| TASK DESCRIPTION |
Transcribe all the entries word for word, omitting any pictures they contain.

| INPUT |
·····

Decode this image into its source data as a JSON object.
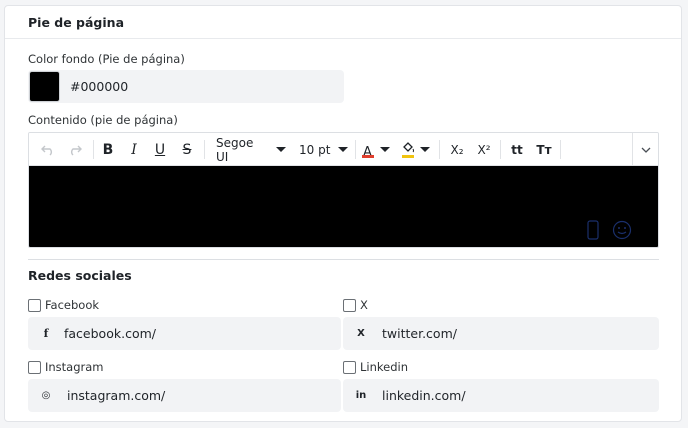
{
  "section": {
    "title": "Pie de página"
  },
  "background_color": {
    "label": "Color fondo (Pie de página)",
    "value": "#000000",
    "swatch_color": "#000000"
  },
  "content": {
    "label": "Contenido (pie de página)",
    "toolbar": {
      "undo_icon": "undo-icon",
      "redo_icon": "redo-icon",
      "bold": "B",
      "italic": "I",
      "underline": "U",
      "strikethrough": "S",
      "font_family": "Segoe UI",
      "font_size": "10 pt",
      "text_color_letter": "A",
      "text_color_accent": "#e03e2d",
      "highlight_accent": "#f1c40f",
      "subscript": "X₂",
      "superscript": "X²",
      "lowercase_icon": "tt",
      "uppercase_icon": "Tт"
    },
    "body_background": "#000000"
  },
  "social": {
    "title": "Redes sociales",
    "items": [
      {
        "label": "Facebook",
        "checked": false,
        "icon": "facebook-icon",
        "icon_glyph": "f",
        "value": "facebook.com/"
      },
      {
        "label": "X",
        "checked": false,
        "icon": "x-icon",
        "icon_glyph": "X",
        "value": "twitter.com/"
      },
      {
        "label": "Instagram",
        "checked": false,
        "icon": "instagram-icon",
        "icon_glyph": "◎",
        "value": "instagram.com/"
      },
      {
        "label": "Linkedin",
        "checked": false,
        "icon": "linkedin-icon",
        "icon_glyph": "in",
        "value": "linkedin.com/"
      }
    ]
  }
}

·····

| CORRECT RESULT |
Decode this image into its source data as a JSON object.
{
  "section": {
    "title": "Pie de página"
  },
  "background_color": {
    "label": "Color fondo (Pie de página)",
    "value": "#000000",
    "swatch_color": "#000000"
  },
  "content": {
    "label": "Contenido (pie de página)",
    "toolbar": {
      "undo_icon": "undo-icon",
      "redo_icon": "redo-icon",
      "bold": "B",
      "italic": "I",
      "underline": "U",
      "strikethrough": "S",
      "font_family": "Segoe UI",
      "font_size": "10 pt",
      "text_color_letter": "A",
      "text_color_accent": "#e03e2d",
      "highlight_accent": "#f1c40f",
      "subscript": "X₂",
      "superscript": "X²",
      "lowercase_icon": "tt",
      "uppercase_icon": "Tт"
    },
    "body_background": "#000000"
  },
  "social": {
    "title": "Redes sociales",
    "items": [
      {
        "label": "Facebook",
        "checked": false,
        "icon": "facebook-icon",
        "icon_glyph": "f",
        "value": "facebook.com/"
      },
      {
        "label": "X",
        "checked": false,
        "icon": "x-icon",
        "icon_glyph": "X",
        "value": "twitter.com/"
      },
      {
        "label": "Instagram",
        "checked": false,
        "icon": "instagram-icon",
        "icon_glyph": "◎",
        "value": "instagram.com/"
      },
      {
        "label": "Linkedin",
        "checked": false,
        "icon": "linkedin-icon",
        "icon_glyph": "in",
        "value": "linkedin.com/"
      }
    ]
  }
}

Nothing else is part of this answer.